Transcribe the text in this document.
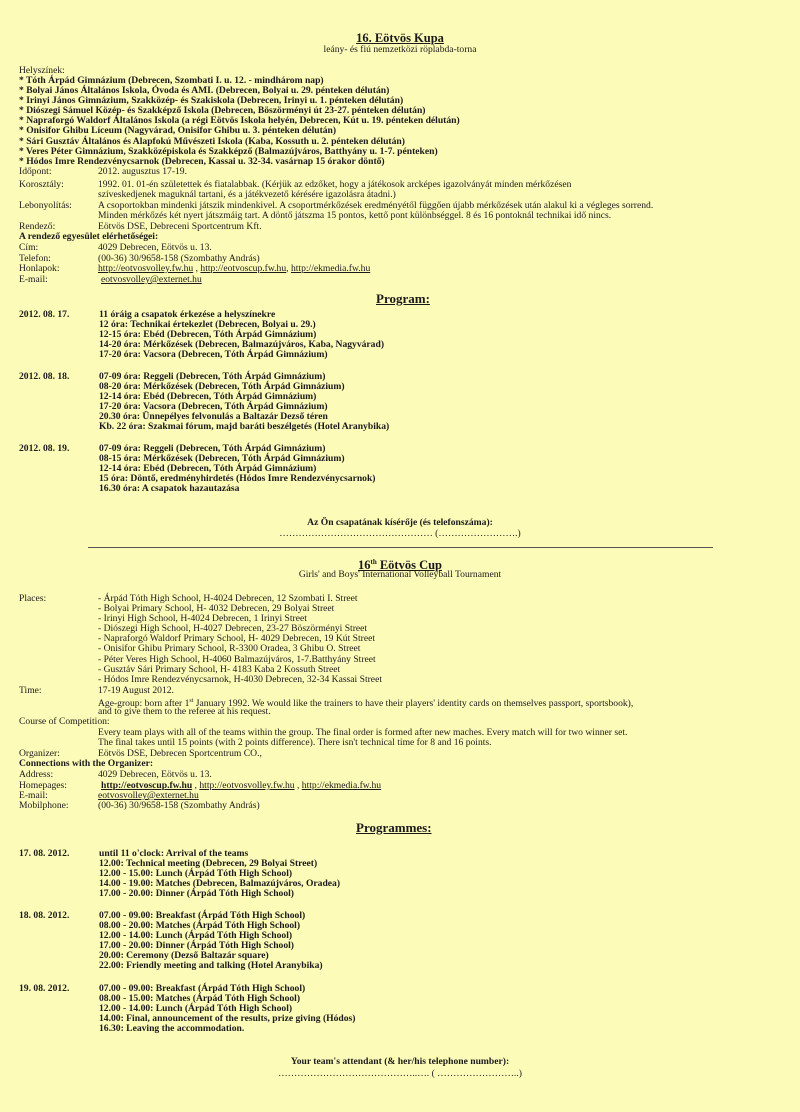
16. Eötvös Kupa
leány- és fiú nemzetközi röplabda-torna
Helyszínek:
* Tóth Árpád Gimnázium (Debrecen, Szombati I. u. 12. - mindhárom nap)
* Bolyai János Általános Iskola, Óvoda és AMI. (Debrecen, Bolyai u. 29. pénteken délután)
* Irinyi János Gimnázium, Szakközép- és Szakiskola (Debrecen, Irinyi u. 1. pénteken délután)
* Diószegi Sámuel Közép- és Szakképző Iskola (Debrecen, Böszörményi út 23-27. pénteken délután)
* Napraforgó Waldorf Általános Iskola (a régi Eötvös Iskola helyén, Debrecen, Kút u. 19. pénteken délután)
* Onisifor Ghibu Líceum (Nagyvárad, Onisifor Ghibu u. 3. pénteken délután)
* Sári Gusztáv Általános és Alapfokú Művészeti Iskola (Kaba, Kossuth u. 2. pénteken délután)
* Veres Péter Gimnázium, Szakközépiskola és Szakképző (Balmazújváros, Batthyány u. 1-7. pénteken)
* Hódos Imre Rendezvénycsarnok (Debrecen, Kassai u. 32-34. vasárnap 15 órakor döntő)
Időpont:	2012. augusztus 17-19.
Korosztály:	1992. 01. 01-én születettek és fiatalabbak. (Kérjük az edzőket, hogy a játékosok arcképes igazolványát minden mérkőzésen
szíveskedjenek maguknál tartani, és a játékvezető kérésére igazolásra átadni.)
Lebonyolítás:	A csoportokban mindenki játszik mindenkivel. A csoportmérkőzések eredményétől függően újabb mérkőzések után alakul ki a végleges sorrend.
Minden mérkőzés két nyert játszmáig tart. A döntő játszma 15 pontos, kettő pont különbséggel. 8 és 16 pontoknál technikai idő nincs.
Rendező:	Eötvös DSE, Debreceni Sportcentrum Kft.
A rendező egyesület elérhetőségei:
Cím:	4029 Debrecen, Eötvös u. 13.
Telefon:	(00-36) 30/9658-158 (Szombathy András)
Honlapok:	http://eotvosvolley.fw.hu , http://eotvoscup.fw.hu, http://ekmedia.fw.hu
E-mail:	eotvosvolley@externet.hu
Program:
2012. 08. 17.	11 óráig a csapatok érkezése a helyszínekre
12 óra: Technikai értekezlet (Debrecen, Bolyai u. 29.)
12-15 óra: Ebéd (Debrecen, Tóth Árpád Gimnázium)
14-20 óra: Mérkőzések (Debrecen, Balmazújváros, Kaba, Nagyvárad)
17-20 óra: Vacsora (Debrecen, Tóth Árpád Gimnázium)
2012. 08. 18.	07-09 óra: Reggeli (Debrecen, Tóth Árpád Gimnázium)
08-20 óra: Mérkőzések (Debrecen, Tóth Árpád Gimnázium)
12-14 óra: Ebéd (Debrecen, Tóth Árpád Gimnázium)
17-20 óra: Vacsora (Debrecen, Tóth Árpád Gimnázium)
20.30 óra: Ünnepélyes felvonulás a Baltazár Dezső téren
Kb. 22 óra: Szakmai fórum, majd baráti beszélgetés (Hotel Aranybika)
2012. 08. 19.	07-09 óra: Reggeli (Debrecen, Tóth Árpád Gimnázium)
08-15 óra: Mérkőzések (Debrecen, Tóth Árpád Gimnázium)
12-14 óra: Ebéd (Debrecen, Tóth Árpád Gimnázium)
15 óra: Döntő, eredményhirdetés (Hódos Imre Rendezvénycsarnok)
16.30 óra: A csapatok hazautazása
Az Ön csapatának kísérője (és telefonszáma):
………………………………………… (…………………….)
16th Eötvös Cup
Girls' and Boys' International Volleyball Tournament
Places:	- Árpád Tóth High School, H-4024 Debrecen, 12 Szombati I. Street
- Bolyai Primary School, H- 4032 Debrecen, 29 Bolyai Street
- Irinyi High School, H-4024 Debrecen, 1 Irinyi Street
- Diószegi High School, H-4027 Debrecen, 23-27 Böszörményi Street
- Napraforgó Waldorf Primary School, H- 4029 Debrecen, 19 Kút Street
- Onisifor Ghibu Primary School, R-3300 Oradea, 3 Ghibu O. Street
- Péter Veres High School, H-4060 Balmazújváros, 1-7.Batthyány Street
- Gusztáv Sári Primary School, H- 4183 Kaba 2 Kossuth Street
- Hódos Imre Rendezvénycsarnok, H-4030 Debrecen, 32-34 Kassai Street
Time:	17-19 August 2012.
Age-group: born after 1st January 1992. We would like the trainers to have their players' identity cards on themselves passport, sportsbook),
and to give them to the referee at his request.
Course of Competition:
Every team plays with all of the teams within the group. The final order is formed after new maches. Every match will for two winner set.
The final takes until 15 points (with 2 points difference). There isn't technical time for 8 and 16 points.
Organizer:	Eötvös DSE, Debrecen Sportcentrum CO.,
Connections with the Organizer:
Address:	4029 Debrecen, Eötvös u. 13.
Homepages:	http://eotvoscup.fw.hu , http://eotvosvolley.fw.hu , http://ekmedia.fw.hu
E-mail:	eotvosvolley@externet.hu
Mobilphone:	(00-36) 30/9658-158 (Szombathy András)
Programmes:
17. 08. 2012.	until 11 o'clock: Arrival of the teams
12.00: Technical meeting (Debrecen, 29 Bolyai Street)
12.00 - 15.00: Lunch (Árpád Tóth High School)
14.00 - 19.00: Matches (Debrecen, Balmazújváros, Oradea)
17.00 - 20.00: Dinner (Árpád Tóth High School)
18. 08. 2012.	07.00 - 09.00: Breakfast (Árpád Tóth High School)
08.00 - 20.00: Matches (Árpád Tóth High School)
12.00 - 14.00: Lunch (Árpád Tóth High School)
17.00 - 20.00: Dinner (Árpád Tóth High School)
20.00: Ceremony (Dezső Baltazár square)
22.00: Friendly meeting and talking (Hotel Aranybika)
19. 08. 2012.	07.00 - 09.00: Breakfast (Árpád Tóth High School)
08.00 - 15.00: Matches (Árpád Tóth High School)
12.00 - 14.00: Lunch (Árpád Tóth High School)
14.00: Final, announcement of the results, prize giving (Hódos)
16.30: Leaving the accommodation.
Your team's attendant (& her/his telephone number):
……………………………………..…. ( ……………………..)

[What is being asked]: Each entry gets copied exactly; the pictures stay out.

[Full output]:
Transcribe the text in this document.
16. Eötvös Kupa
leány- és fiú nemzetközi röplabda-torna
Helyszínek:
* Tóth Árpád Gimnázium (Debrecen, Szombati I. u. 12. - mindhárom nap)
* Bolyai János Általános Iskola, Óvoda és AMI. (Debrecen, Bolyai u. 29. pénteken délután)
* Irinyi János Gimnázium, Szakközép- és Szakiskola (Debrecen, Irinyi u. 1. pénteken délután)
* Diószegi Sámuel Közép- és Szakképző Iskola (Debrecen, Böszörményi út 23-27. pénteken délután)
* Napraforgó Waldorf Általános Iskola (a régi Eötvös Iskola helyén, Debrecen, Kút u. 19. pénteken délután)
* Onisifor Ghibu Líceum (Nagyvárad, Onisifor Ghibu u. 3. pénteken délután)
* Sári Gusztáv Általános és Alapfokú Művészeti Iskola (Kaba, Kossuth u. 2. pénteken délután)
* Veres Péter Gimnázium, Szakközépiskola és Szakképző (Balmazújváros, Batthyány u. 1-7. pénteken)
* Hódos Imre Rendezvénycsarnok (Debrecen, Kassai u. 32-34. vasárnap 15 órakor döntő)
Időpont:	2012. augusztus 17-19.
Korosztály:	1992. 01. 01-én születettek és fiatalabbak. (Kérjük az edzőket, hogy a játékosok arcképes igazolványát minden mérkőzésen
szíveskedjenek maguknál tartani, és a játékvezető kérésére igazolásra átadni.)
Lebonyolítás:	A csoportokban mindenki játszik mindenkivel. A csoportmérkőzések eredményétől függően újabb mérkőzések után alakul ki a végleges sorrend.
Minden mérkőzés két nyert játszmáig tart. A döntő játszma 15 pontos, kettő pont különbséggel. 8 és 16 pontoknál technikai idő nincs.
Rendező:	Eötvös DSE, Debreceni Sportcentrum Kft.
A rendező egyesület elérhetőségei:
Cím:	4029 Debrecen, Eötvös u. 13.
Telefon:	(00-36) 30/9658-158 (Szombathy András)
Honlapok:	http://eotvosvolley.fw.hu , http://eotvoscup.fw.hu, http://ekmedia.fw.hu
E-mail:	eotvosvolley@externet.hu
Program:
2012. 08. 17.	11 óráig a csapatok érkezése a helyszínekre
12 óra: Technikai értekezlet (Debrecen, Bolyai u. 29.)
12-15 óra: Ebéd (Debrecen, Tóth Árpád Gimnázium)
14-20 óra: Mérkőzések (Debrecen, Balmazújváros, Kaba, Nagyvárad)
17-20 óra: Vacsora (Debrecen, Tóth Árpád Gimnázium)
2012. 08. 18.	07-09 óra: Reggeli (Debrecen, Tóth Árpád Gimnázium)
08-20 óra: Mérkőzések (Debrecen, Tóth Árpád Gimnázium)
12-14 óra: Ebéd (Debrecen, Tóth Árpád Gimnázium)
17-20 óra: Vacsora (Debrecen, Tóth Árpád Gimnázium)
20.30 óra: Ünnepélyes felvonulás a Baltazár Dezső téren
Kb. 22 óra: Szakmai fórum, majd baráti beszélgetés (Hotel Aranybika)
2012. 08. 19.	07-09 óra: Reggeli (Debrecen, Tóth Árpád Gimnázium)
08-15 óra: Mérkőzések (Debrecen, Tóth Árpád Gimnázium)
12-14 óra: Ebéd (Debrecen, Tóth Árpád Gimnázium)
15 óra: Döntő, eredményhirdetés (Hódos Imre Rendezvénycsarnok)
16.30 óra: A csapatok hazautazása
Az Ön csapatának kísérője (és telefonszáma):
………………………………………… (…………………….)
16th Eötvös Cup
Girls' and Boys' International Volleyball Tournament
Places:	- Árpád Tóth High School, H-4024 Debrecen, 12 Szombati I. Street
- Bolyai Primary School, H- 4032 Debrecen, 29 Bolyai Street
- Irinyi High School, H-4024 Debrecen, 1 Irinyi Street
- Diószegi High School, H-4027 Debrecen, 23-27 Böszörményi Street
- Napraforgó Waldorf Primary School, H- 4029 Debrecen, 19 Kút Street
- Onisifor Ghibu Primary School, R-3300 Oradea, 3 Ghibu O. Street
- Péter Veres High School, H-4060 Balmazújváros, 1-7.Batthyány Street
- Gusztáv Sári Primary School, H- 4183 Kaba 2 Kossuth Street
- Hódos Imre Rendezvénycsarnok, H-4030 Debrecen, 32-34 Kassai Street
Time:	17-19 August 2012.
Age-group: born after 1st January 1992. We would like the trainers to have their players' identity cards on themselves passport, sportsbook),
and to give them to the referee at his request.
Course of Competition:
Every team plays with all of the teams within the group. The final order is formed after new maches. Every match will for two winner set.
The final takes until 15 points (with 2 points difference). There isn't technical time for 8 and 16 points.
Organizer:	Eötvös DSE, Debrecen Sportcentrum CO.,
Connections with the Organizer:
Address:	4029 Debrecen, Eötvös u. 13.
Homepages:	http://eotvoscup.fw.hu , http://eotvosvolley.fw.hu , http://ekmedia.fw.hu
E-mail:	eotvosvolley@externet.hu
Mobilphone:	(00-36) 30/9658-158 (Szombathy András)
Programmes:
17. 08. 2012.	until 11 o'clock: Arrival of the teams
12.00: Technical meeting (Debrecen, 29 Bolyai Street)
12.00 - 15.00: Lunch (Árpád Tóth High School)
14.00 - 19.00: Matches (Debrecen, Balmazújváros, Oradea)
17.00 - 20.00: Dinner (Árpád Tóth High School)
18. 08. 2012.	07.00 - 09.00: Breakfast (Árpád Tóth High School)
08.00 - 20.00: Matches (Árpád Tóth High School)
12.00 - 14.00: Lunch (Árpád Tóth High School)
17.00 - 20.00: Dinner (Árpád Tóth High School)
20.00: Ceremony (Dezső Baltazár square)
22.00: Friendly meeting and talking (Hotel Aranybika)
19. 08. 2012.	07.00 - 09.00: Breakfast (Árpád Tóth High School)
08.00 - 15.00: Matches (Árpád Tóth High School)
12.00 - 14.00: Lunch (Árpád Tóth High School)
14.00: Final, announcement of the results, prize giving (Hódos)
16.30: Leaving the accommodation.
Your team's attendant (& her/his telephone number):
……………………………………..…. ( ……………………..)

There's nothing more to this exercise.